> Dataset entries:
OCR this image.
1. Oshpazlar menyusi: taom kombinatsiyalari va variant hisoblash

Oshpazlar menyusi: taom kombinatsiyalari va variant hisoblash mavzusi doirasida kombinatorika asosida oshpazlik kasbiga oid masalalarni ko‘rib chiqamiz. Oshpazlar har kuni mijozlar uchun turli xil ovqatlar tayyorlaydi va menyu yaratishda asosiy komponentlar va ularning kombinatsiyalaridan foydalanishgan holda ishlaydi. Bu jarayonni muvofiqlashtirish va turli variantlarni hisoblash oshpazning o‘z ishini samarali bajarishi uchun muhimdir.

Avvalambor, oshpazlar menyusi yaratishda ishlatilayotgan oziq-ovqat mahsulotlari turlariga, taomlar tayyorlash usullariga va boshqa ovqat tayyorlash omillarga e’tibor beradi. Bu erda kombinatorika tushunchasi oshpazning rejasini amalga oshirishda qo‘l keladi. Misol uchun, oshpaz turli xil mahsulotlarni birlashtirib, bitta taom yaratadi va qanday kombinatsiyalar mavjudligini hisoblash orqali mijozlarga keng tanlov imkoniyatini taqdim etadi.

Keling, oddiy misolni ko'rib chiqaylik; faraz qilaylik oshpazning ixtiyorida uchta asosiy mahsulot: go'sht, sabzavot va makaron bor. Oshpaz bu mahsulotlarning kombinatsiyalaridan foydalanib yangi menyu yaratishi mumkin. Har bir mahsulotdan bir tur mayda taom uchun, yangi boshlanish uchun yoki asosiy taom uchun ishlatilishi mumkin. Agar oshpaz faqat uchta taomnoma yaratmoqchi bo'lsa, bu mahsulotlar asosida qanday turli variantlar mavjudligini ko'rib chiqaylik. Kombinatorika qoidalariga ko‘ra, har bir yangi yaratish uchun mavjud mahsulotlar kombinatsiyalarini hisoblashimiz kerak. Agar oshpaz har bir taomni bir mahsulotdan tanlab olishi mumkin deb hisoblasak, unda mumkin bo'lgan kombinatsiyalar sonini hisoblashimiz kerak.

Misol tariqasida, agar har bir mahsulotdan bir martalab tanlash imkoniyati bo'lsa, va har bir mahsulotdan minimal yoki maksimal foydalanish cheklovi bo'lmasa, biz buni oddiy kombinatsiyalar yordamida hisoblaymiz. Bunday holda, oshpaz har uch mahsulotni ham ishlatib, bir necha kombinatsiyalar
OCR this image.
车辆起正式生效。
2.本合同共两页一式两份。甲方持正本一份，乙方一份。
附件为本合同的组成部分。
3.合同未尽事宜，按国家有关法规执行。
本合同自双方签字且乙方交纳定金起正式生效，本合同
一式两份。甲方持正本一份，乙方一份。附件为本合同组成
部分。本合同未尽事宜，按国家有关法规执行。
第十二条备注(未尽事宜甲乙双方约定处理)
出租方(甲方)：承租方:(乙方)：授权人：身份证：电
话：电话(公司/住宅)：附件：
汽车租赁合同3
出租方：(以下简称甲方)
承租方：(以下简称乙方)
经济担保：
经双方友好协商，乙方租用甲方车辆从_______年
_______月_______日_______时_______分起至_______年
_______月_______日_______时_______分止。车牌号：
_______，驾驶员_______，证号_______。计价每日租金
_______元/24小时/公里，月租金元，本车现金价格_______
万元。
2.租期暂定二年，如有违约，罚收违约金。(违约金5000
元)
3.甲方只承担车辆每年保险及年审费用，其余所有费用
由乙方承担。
---
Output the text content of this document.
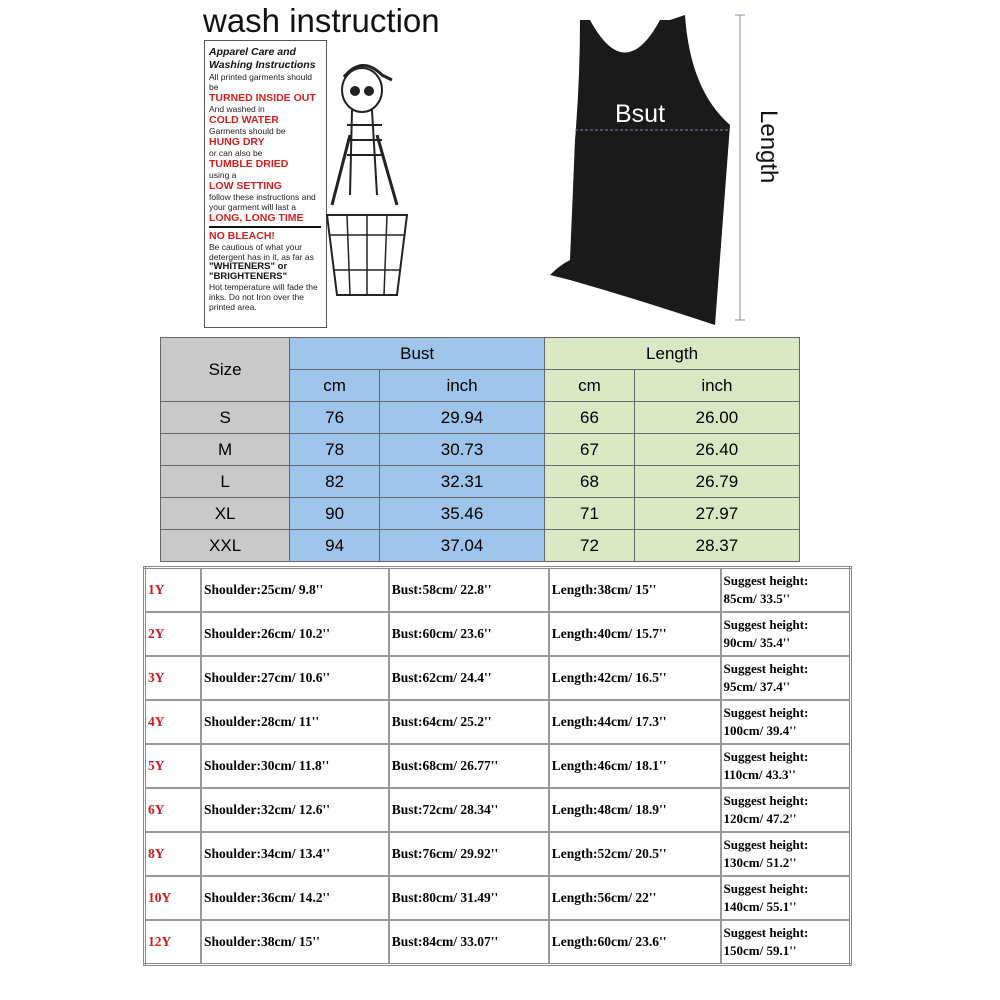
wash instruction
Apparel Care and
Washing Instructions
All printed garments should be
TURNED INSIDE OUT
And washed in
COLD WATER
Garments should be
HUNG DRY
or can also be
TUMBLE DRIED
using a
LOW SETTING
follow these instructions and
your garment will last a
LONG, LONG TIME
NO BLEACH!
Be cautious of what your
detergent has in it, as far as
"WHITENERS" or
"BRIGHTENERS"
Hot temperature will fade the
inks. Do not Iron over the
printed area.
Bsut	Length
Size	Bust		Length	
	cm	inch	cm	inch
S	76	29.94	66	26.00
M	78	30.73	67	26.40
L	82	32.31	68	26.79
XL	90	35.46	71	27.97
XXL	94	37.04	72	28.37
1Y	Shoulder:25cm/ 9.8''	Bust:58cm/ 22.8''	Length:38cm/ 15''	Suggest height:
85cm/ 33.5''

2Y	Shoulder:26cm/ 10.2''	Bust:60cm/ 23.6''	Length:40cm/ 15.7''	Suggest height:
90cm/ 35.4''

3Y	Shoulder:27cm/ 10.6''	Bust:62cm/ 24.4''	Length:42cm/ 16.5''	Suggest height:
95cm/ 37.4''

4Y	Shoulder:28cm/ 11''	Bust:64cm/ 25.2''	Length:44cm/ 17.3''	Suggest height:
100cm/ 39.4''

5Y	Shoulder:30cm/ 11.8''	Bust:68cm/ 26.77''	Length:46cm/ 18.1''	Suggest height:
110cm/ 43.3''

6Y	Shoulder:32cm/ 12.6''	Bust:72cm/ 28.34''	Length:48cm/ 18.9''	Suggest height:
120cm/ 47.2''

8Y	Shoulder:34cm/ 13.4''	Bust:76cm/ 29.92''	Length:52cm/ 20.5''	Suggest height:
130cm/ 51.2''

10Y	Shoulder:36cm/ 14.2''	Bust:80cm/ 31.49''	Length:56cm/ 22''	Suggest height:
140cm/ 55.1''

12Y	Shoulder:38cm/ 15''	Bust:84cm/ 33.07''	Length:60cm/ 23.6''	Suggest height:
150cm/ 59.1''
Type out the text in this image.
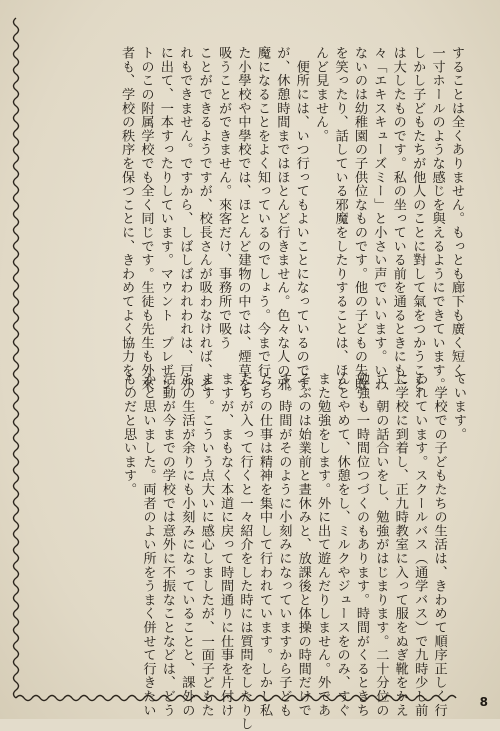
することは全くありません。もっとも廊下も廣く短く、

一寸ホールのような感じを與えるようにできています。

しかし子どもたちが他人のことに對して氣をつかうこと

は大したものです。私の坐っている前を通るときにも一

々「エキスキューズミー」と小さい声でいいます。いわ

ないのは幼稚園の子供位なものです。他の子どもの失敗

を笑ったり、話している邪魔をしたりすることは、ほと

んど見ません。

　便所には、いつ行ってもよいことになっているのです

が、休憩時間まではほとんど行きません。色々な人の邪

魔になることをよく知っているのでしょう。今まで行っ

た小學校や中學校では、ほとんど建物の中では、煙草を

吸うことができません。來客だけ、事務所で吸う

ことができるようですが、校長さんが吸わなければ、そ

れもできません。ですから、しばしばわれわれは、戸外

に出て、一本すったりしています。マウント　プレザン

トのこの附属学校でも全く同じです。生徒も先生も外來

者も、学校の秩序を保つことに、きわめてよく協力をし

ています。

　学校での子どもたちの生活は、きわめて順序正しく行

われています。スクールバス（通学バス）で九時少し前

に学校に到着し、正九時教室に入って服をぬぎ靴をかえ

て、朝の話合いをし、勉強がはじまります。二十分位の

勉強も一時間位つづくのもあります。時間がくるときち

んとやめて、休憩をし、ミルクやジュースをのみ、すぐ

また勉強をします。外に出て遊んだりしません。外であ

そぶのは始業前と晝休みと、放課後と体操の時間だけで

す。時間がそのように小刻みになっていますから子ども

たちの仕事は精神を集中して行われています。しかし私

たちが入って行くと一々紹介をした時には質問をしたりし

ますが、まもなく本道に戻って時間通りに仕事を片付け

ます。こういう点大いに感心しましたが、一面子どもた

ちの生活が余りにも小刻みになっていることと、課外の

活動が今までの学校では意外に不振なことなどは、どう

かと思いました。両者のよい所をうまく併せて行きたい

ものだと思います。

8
...
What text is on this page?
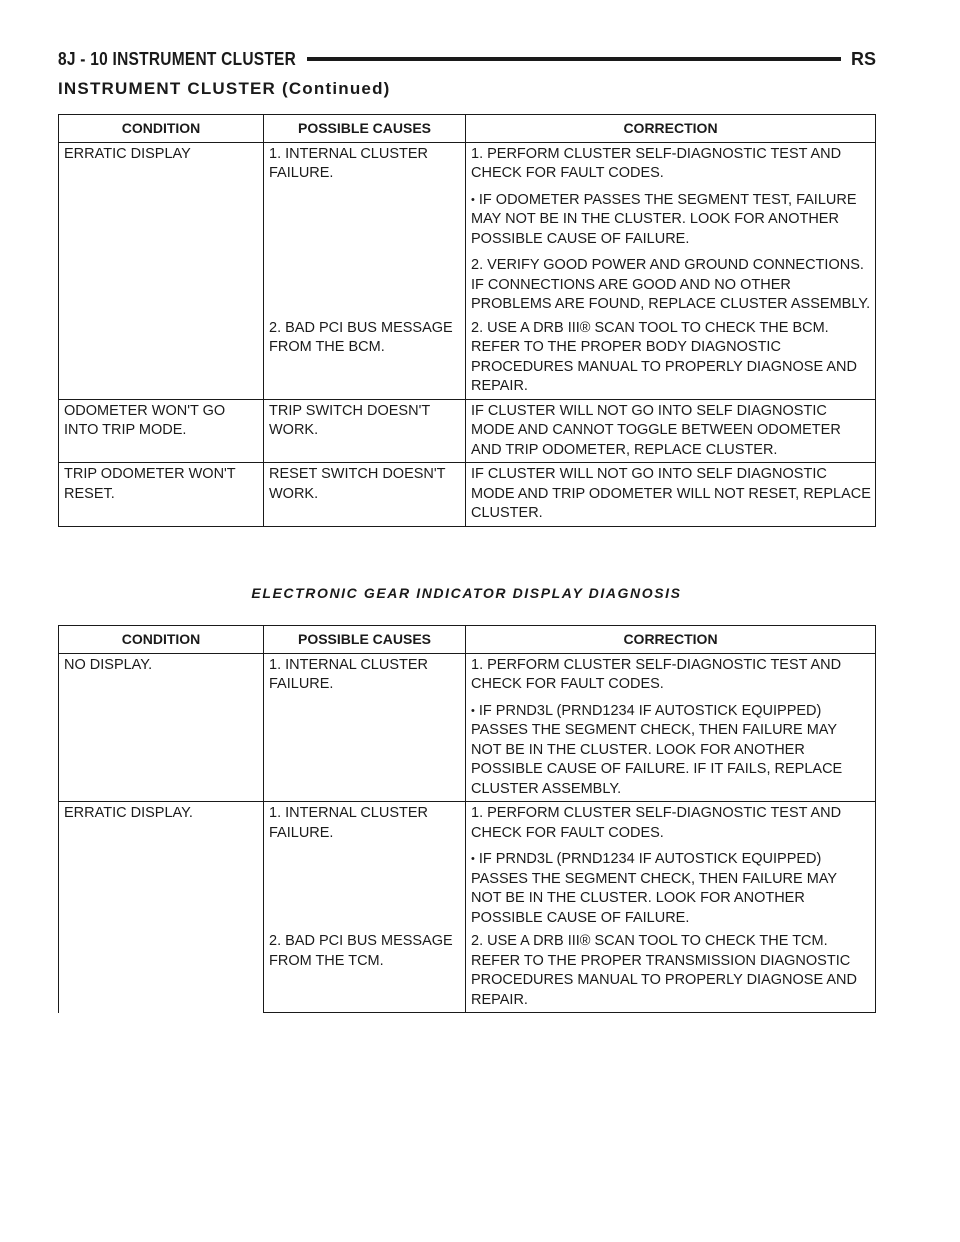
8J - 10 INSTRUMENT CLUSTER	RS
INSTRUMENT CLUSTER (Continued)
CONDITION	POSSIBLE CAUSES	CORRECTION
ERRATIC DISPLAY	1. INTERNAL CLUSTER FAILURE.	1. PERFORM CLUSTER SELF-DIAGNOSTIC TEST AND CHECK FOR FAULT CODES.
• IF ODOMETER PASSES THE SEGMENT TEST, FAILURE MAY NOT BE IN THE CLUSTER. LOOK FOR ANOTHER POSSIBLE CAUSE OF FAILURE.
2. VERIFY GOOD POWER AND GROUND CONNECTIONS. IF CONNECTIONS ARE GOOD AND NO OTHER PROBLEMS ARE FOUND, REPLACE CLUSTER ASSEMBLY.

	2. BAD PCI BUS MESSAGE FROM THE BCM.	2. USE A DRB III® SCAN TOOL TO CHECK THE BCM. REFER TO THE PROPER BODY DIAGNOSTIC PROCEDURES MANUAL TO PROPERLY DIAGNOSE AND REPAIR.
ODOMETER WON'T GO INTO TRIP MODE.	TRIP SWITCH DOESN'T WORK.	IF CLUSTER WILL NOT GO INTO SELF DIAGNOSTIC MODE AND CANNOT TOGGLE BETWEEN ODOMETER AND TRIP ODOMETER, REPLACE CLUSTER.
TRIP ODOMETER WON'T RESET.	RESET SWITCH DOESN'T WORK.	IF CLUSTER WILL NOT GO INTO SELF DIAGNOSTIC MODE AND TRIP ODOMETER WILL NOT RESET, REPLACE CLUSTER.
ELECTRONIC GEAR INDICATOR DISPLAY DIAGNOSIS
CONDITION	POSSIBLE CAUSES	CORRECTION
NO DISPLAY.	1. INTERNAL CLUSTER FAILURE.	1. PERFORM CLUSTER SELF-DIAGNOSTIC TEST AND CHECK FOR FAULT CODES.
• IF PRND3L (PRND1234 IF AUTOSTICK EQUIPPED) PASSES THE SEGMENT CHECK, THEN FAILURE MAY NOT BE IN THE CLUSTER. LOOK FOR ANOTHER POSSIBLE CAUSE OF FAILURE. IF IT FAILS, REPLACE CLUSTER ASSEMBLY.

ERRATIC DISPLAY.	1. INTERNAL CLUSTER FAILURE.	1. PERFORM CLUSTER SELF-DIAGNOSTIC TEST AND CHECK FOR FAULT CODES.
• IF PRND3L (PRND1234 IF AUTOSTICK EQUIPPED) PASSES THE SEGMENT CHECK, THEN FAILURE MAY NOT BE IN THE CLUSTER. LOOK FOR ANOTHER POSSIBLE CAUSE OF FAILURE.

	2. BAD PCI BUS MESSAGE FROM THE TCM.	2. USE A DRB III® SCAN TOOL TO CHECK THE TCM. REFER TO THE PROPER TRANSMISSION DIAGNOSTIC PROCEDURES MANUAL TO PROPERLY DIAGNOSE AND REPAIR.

> The problem:
Collect every line from the records above that contains the word "SEGMENT".

> Answer to the exercise:
• IF ODOMETER PASSES THE SEGMENT TEST, FAILURE MAY NOT BE IN THE CLUSTER. LOOK FOR ANOTHER POSSIBLE CAUSE OF FAILURE.
• IF PRND3L (PRND1234 IF AUTOSTICK EQUIPPED) PASSES THE SEGMENT CHECK, THEN FAILURE MAY NOT BE IN THE CLUSTER. LOOK FOR ANOTHER POSSIBLE CAUSE OF FAILURE. IF IT FAILS, REPLACE CLUSTER ASSEMBLY.
• IF PRND3L (PRND1234 IF AUTOSTICK EQUIPPED) PASSES THE SEGMENT CHECK, THEN FAILURE MAY NOT BE IN THE CLUSTER. LOOK FOR ANOTHER POSSIBLE CAUSE OF FAILURE.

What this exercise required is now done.